* [WORK REQUIRED]: Tally the lines in these records that hold the string "быть", and reply with the number alone.

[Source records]

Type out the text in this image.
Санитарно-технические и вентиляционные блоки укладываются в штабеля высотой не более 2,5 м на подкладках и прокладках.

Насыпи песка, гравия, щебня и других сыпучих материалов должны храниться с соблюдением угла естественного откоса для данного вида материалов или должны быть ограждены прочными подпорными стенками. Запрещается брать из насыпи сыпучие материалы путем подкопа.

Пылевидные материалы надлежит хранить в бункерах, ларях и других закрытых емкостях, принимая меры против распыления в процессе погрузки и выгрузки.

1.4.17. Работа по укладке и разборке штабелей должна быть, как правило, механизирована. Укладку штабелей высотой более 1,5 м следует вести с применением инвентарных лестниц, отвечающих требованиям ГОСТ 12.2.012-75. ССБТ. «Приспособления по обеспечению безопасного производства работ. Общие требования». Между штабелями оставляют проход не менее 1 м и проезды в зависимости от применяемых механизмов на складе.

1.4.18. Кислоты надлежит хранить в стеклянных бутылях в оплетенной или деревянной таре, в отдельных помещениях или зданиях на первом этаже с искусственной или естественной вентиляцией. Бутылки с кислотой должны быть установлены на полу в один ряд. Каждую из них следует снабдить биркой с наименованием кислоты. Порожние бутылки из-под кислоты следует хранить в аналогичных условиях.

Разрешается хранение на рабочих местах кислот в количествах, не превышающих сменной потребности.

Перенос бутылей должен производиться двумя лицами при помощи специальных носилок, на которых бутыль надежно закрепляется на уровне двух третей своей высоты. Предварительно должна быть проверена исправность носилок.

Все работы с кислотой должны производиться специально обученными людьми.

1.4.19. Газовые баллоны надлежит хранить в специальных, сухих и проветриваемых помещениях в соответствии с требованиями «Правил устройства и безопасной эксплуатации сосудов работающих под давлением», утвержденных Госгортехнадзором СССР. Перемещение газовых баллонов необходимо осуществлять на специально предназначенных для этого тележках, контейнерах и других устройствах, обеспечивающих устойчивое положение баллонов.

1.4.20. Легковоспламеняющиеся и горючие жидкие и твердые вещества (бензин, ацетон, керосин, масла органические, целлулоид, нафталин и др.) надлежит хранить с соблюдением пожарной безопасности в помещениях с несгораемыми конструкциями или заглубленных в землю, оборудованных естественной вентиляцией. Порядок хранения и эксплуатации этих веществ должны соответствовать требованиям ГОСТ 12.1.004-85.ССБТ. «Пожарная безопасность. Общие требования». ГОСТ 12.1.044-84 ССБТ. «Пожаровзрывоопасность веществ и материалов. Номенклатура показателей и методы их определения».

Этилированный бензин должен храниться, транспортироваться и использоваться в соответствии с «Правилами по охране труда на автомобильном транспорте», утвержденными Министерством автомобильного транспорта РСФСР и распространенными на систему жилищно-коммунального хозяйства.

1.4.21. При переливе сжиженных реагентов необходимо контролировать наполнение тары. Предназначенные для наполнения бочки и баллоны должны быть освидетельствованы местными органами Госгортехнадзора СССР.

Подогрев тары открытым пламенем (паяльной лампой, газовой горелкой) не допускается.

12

* [SOLVED PROBLEM]: 5